-- REQUIRED WORK --
Each entry that follows must be output without any deviation.

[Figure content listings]
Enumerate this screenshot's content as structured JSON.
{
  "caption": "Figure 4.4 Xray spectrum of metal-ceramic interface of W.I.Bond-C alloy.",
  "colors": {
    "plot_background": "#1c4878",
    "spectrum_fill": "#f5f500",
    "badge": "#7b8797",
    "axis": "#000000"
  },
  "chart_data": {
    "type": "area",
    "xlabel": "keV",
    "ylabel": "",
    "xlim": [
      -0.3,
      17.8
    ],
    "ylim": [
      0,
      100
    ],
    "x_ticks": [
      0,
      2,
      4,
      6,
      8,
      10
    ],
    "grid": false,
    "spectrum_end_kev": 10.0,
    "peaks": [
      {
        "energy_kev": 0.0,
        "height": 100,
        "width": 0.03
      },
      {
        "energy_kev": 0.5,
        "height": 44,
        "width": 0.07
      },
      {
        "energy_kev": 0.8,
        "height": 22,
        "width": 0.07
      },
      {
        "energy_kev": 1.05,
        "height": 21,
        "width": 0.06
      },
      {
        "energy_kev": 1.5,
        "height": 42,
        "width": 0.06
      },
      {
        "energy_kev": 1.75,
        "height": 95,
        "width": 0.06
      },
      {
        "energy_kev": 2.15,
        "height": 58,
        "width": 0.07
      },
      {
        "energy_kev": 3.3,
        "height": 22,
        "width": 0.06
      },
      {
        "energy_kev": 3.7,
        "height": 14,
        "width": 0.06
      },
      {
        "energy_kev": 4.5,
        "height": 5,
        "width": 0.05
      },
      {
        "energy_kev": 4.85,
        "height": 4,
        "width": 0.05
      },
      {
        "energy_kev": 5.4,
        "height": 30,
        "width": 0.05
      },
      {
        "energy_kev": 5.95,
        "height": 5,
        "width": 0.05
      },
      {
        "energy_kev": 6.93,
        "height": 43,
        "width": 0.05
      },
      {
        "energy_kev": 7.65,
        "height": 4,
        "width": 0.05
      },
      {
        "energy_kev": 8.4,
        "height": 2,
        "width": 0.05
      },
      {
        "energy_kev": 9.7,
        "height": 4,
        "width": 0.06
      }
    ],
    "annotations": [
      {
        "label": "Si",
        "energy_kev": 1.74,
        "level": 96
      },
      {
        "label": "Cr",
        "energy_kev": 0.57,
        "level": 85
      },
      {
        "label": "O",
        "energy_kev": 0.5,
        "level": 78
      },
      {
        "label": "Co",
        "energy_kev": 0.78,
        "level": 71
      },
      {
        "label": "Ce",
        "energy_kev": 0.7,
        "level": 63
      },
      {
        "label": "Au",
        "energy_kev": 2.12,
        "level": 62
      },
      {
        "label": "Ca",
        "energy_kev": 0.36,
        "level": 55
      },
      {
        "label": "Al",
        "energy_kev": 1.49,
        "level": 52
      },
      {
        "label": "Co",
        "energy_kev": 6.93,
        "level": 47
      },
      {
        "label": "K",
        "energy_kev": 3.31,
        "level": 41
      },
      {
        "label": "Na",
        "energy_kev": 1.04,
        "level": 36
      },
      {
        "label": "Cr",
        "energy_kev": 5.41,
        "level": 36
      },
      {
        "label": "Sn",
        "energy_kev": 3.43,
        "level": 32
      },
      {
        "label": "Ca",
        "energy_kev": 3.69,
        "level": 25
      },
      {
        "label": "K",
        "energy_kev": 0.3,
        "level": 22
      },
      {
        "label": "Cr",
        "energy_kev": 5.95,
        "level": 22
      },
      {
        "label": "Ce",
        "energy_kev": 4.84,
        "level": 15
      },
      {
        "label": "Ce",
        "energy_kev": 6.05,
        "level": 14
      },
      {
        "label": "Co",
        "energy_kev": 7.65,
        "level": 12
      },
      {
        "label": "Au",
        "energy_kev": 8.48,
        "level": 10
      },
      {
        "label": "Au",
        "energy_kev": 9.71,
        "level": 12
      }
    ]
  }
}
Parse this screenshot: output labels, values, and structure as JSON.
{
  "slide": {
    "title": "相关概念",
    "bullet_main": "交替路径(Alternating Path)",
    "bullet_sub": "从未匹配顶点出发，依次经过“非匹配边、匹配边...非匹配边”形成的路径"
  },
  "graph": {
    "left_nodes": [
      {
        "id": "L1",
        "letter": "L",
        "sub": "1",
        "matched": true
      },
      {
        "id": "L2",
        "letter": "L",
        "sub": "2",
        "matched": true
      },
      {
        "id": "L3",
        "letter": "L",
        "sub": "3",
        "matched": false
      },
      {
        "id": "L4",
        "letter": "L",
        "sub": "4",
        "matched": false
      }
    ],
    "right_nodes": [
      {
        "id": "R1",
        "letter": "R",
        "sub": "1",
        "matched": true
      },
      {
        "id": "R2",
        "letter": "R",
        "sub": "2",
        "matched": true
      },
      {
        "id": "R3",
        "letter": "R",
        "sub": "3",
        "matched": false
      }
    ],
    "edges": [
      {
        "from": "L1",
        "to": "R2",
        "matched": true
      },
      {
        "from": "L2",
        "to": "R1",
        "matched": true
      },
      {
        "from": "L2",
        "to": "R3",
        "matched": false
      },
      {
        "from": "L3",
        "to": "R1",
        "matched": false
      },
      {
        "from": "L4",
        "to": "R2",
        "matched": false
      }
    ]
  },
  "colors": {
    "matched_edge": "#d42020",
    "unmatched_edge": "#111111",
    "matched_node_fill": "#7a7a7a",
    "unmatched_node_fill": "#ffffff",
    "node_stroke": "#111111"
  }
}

-- ANSWER TO THE TASK --
Enumerate this screenshot's content as structured JSON.
{
  "caption": "Figure 4.4 Xray spectrum of metal-ceramic interface of W.I.Bond-C alloy.",
  "colors": {
    "plot_background": "#1c4878",
    "spectrum_fill": "#f5f500",
    "badge": "#7b8797",
    "axis": "#000000"
  },
  "chart_data": {
    "type": "area",
    "xlabel": "keV",
    "ylabel": "",
    "xlim": [
      -0.3,
      17.8
    ],
    "ylim": [
      0,
      100
    ],
    "x_ticks": [
      0,
      2,
      4,
      6,
      8,
      10
    ],
    "grid": false,
    "spectrum_end_kev": 10.0,
    "peaks": [
      {
        "energy_kev": 0.0,
        "height": 100,
        "width": 0.03
      },
      {
        "energy_kev": 0.5,
        "height": 44,
        "width": 0.07
      },
      {
        "energy_kev": 0.8,
        "height": 22,
        "width": 0.07
      },
      {
        "energy_kev": 1.05,
        "height": 21,
        "width": 0.06
      },
      {
        "energy_kev": 1.5,
        "height": 42,
        "width": 0.06
      },
      {
        "energy_kev": 1.75,
        "height": 95,
        "width": 0.06
      },
      {
        "energy_kev": 2.15,
        "height": 58,
        "width": 0.07
      },
      {
        "energy_kev": 3.3,
        "height": 22,
        "width": 0.06
      },
      {
        "energy_kev": 3.7,
        "height": 14,
        "width": 0.06
      },
      {
        "energy_kev": 4.5,
        "height": 5,
        "width": 0.05
      },
      {
        "energy_kev": 4.85,
        "height": 4,
        "width": 0.05
      },
      {
        "energy_kev": 5.4,
        "height": 30,
        "width": 0.05
      },
      {
        "energy_kev": 5.95,
        "height": 5,
        "width": 0.05
      },
      {
        "energy_kev": 6.93,
        "height": 43,
        "width": 0.05
      },
      {
        "energy_kev": 7.65,
        "height": 4,
        "width": 0.05
      },
      {
        "energy_kev": 8.4,
        "height": 2,
        "width": 0.05
      },
      {
        "energy_kev": 9.7,
        "height": 4,
        "width": 0.06
      }
    ],
    "annotations": [
      {
        "label": "Si",
        "energy_kev": 1.74,
        "level": 96
      },
      {
        "label": "Cr",
        "energy_kev": 0.57,
        "level": 85
      },
      {
        "label": "O",
        "energy_kev": 0.5,
        "level": 78
      },
      {
        "label": "Co",
        "energy_kev": 0.78,
        "level": 71
      },
      {
        "label": "Ce",
        "energy_kev": 0.7,
        "level": 63
      },
      {
        "label": "Au",
        "energy_kev": 2.12,
        "level": 62
      },
      {
        "label": "Ca",
        "energy_kev": 0.36,
        "level": 55
      },
      {
        "label": "Al",
        "energy_kev": 1.49,
        "level": 52
      },
      {
        "label": "Co",
        "energy_kev": 6.93,
        "level": 47
      },
      {
        "label": "K",
        "energy_kev": 3.31,
        "level": 41
      },
      {
        "label": "Na",
        "energy_kev": 1.04,
        "level": 36
      },
      {
        "label": "Cr",
        "energy_kev": 5.41,
        "level": 36
      },
      {
        "label": "Sn",
        "energy_kev": 3.43,
        "level": 32
      },
      {
        "label": "Ca",
        "energy_kev": 3.69,
        "level": 25
      },
      {
        "label": "K",
        "energy_kev": 0.3,
        "level": 22
      },
      {
        "label": "Cr",
        "energy_kev": 5.95,
        "level": 22
      },
      {
        "label": "Ce",
        "energy_kev": 4.84,
        "level": 15
      },
      {
        "label": "Ce",
        "energy_kev": 6.05,
        "level": 14
      },
      {
        "label": "Co",
        "energy_kev": 7.65,
        "level": 12
      },
      {
        "label": "Au",
        "energy_kev": 8.48,
        "level": 10
      },
      {
        "label": "Au",
        "energy_kev": 9.71,
        "level": 12
      }
    ]
  }
}
Parse this screenshot: output labels, values, and structure as JSON.
{
  "slide": {
    "title": "相关概念",
    "bullet_main": "交替路径(Alternating Path)",
    "bullet_sub": "从未匹配顶点出发，依次经过“非匹配边、匹配边...非匹配边”形成的路径"
  },
  "graph": {
    "left_nodes": [
      {
        "id": "L1",
        "letter": "L",
        "sub": "1",
        "matched": true
      },
      {
        "id": "L2",
        "letter": "L",
        "sub": "2",
        "matched": true
      },
      {
        "id": "L3",
        "letter": "L",
        "sub": "3",
        "matched": false
      },
      {
        "id": "L4",
        "letter": "L",
        "sub": "4",
        "matched": false
      }
    ],
    "right_nodes": [
      {
        "id": "R1",
        "letter": "R",
        "sub": "1",
        "matched": true
      },
      {
        "id": "R2",
        "letter": "R",
        "sub": "2",
        "matched": true
      },
      {
        "id": "R3",
        "letter": "R",
        "sub": "3",
        "matched": false
      }
    ],
    "edges": [
      {
        "from": "L1",
        "to": "R2",
        "matched": true
      },
      {
        "from": "L2",
        "to": "R1",
        "matched": true
      },
      {
        "from": "L2",
        "to": "R3",
        "matched": false
      },
      {
        "from": "L3",
        "to": "R1",
        "matched": false
      },
      {
        "from": "L4",
        "to": "R2",
        "matched": false
      }
    ]
  },
  "colors": {
    "matched_edge": "#d42020",
    "unmatched_edge": "#111111",
    "matched_node_fill": "#7a7a7a",
    "unmatched_node_fill": "#ffffff",
    "node_stroke": "#111111"
  }
}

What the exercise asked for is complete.